# SET PROBLEM
Go through the entries and transcribe each one exactly, dropping the pictures.

# PROVIDED RECORDS
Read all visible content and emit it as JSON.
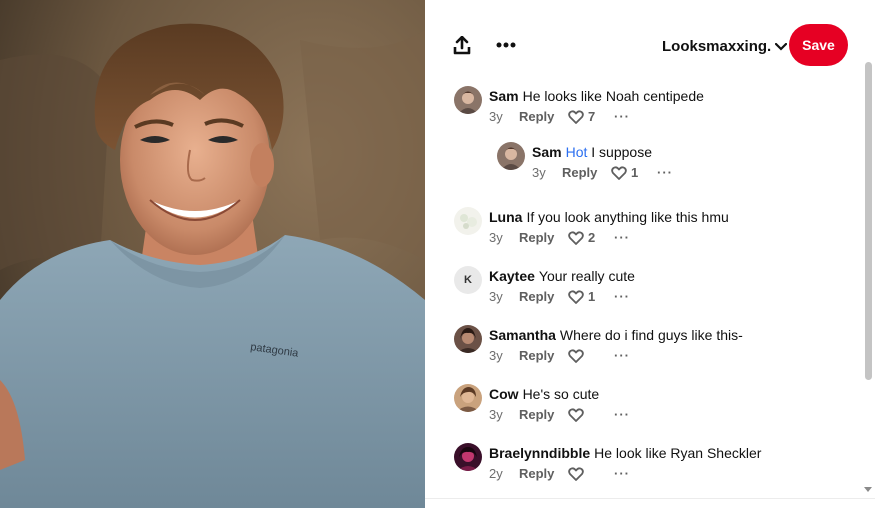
{
  "toolbar": {
    "board_name": "Looksmaxxing.",
    "save_label": "Save",
    "icons": [
      "share-icon",
      "more-icon",
      "chevron-down-icon"
    ]
  },
  "photo": {
    "shirt_text": "patagonia"
  },
  "comments": [
    {
      "name": "Sam",
      "mention": "",
      "text": "He looks like Noah centipede",
      "age": "3y",
      "reply": "Reply",
      "likes": "7",
      "avatar": "photo"
    },
    {
      "name": "Sam",
      "mention": "Hot",
      "text": " I suppose",
      "age": "3y",
      "reply": "Reply",
      "likes": "1",
      "avatar": "photo"
    },
    {
      "name": "Luna",
      "mention": "",
      "text": "If you look anything like this hmu",
      "age": "3y",
      "reply": "Reply",
      "likes": "2",
      "avatar": "photo"
    },
    {
      "name": "Kaytee",
      "mention": "",
      "text": "Your really cute",
      "age": "3y",
      "reply": "Reply",
      "likes": "1",
      "avatar": "K"
    },
    {
      "name": "Samantha",
      "mention": "",
      "text": "Where do i find guys like this-",
      "age": "3y",
      "reply": "Reply",
      "likes": "",
      "avatar": "photo"
    },
    {
      "name": "Cow",
      "mention": "",
      "text": "He's so cute",
      "age": "3y",
      "reply": "Reply",
      "likes": "",
      "avatar": "photo"
    },
    {
      "name": "Braelynndibble",
      "mention": "",
      "text": "He look like Ryan Sheckler",
      "age": "2y",
      "reply": "Reply",
      "likes": "",
      "avatar": "photo"
    }
  ],
  "colors": {
    "save": "#e60023",
    "mention": "#2b6ff0",
    "meta": "#6e6e6e"
  }
}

# THE RESPONSE
Read all visible content and emit it as JSON.
{
  "toolbar": {
    "board_name": "Looksmaxxing.",
    "save_label": "Save",
    "icons": [
      "share-icon",
      "more-icon",
      "chevron-down-icon"
    ]
  },
  "photo": {
    "shirt_text": "patagonia"
  },
  "comments": [
    {
      "name": "Sam",
      "mention": "",
      "text": "He looks like Noah centipede",
      "age": "3y",
      "reply": "Reply",
      "likes": "7",
      "avatar": "photo"
    },
    {
      "name": "Sam",
      "mention": "Hot",
      "text": " I suppose",
      "age": "3y",
      "reply": "Reply",
      "likes": "1",
      "avatar": "photo"
    },
    {
      "name": "Luna",
      "mention": "",
      "text": "If you look anything like this hmu",
      "age": "3y",
      "reply": "Reply",
      "likes": "2",
      "avatar": "photo"
    },
    {
      "name": "Kaytee",
      "mention": "",
      "text": "Your really cute",
      "age": "3y",
      "reply": "Reply",
      "likes": "1",
      "avatar": "K"
    },
    {
      "name": "Samantha",
      "mention": "",
      "text": "Where do i find guys like this-",
      "age": "3y",
      "reply": "Reply",
      "likes": "",
      "avatar": "photo"
    },
    {
      "name": "Cow",
      "mention": "",
      "text": "He's so cute",
      "age": "3y",
      "reply": "Reply",
      "likes": "",
      "avatar": "photo"
    },
    {
      "name": "Braelynndibble",
      "mention": "",
      "text": "He look like Ryan Sheckler",
      "age": "2y",
      "reply": "Reply",
      "likes": "",
      "avatar": "photo"
    }
  ],
  "colors": {
    "save": "#e60023",
    "mention": "#2b6ff0",
    "meta": "#6e6e6e"
  }
}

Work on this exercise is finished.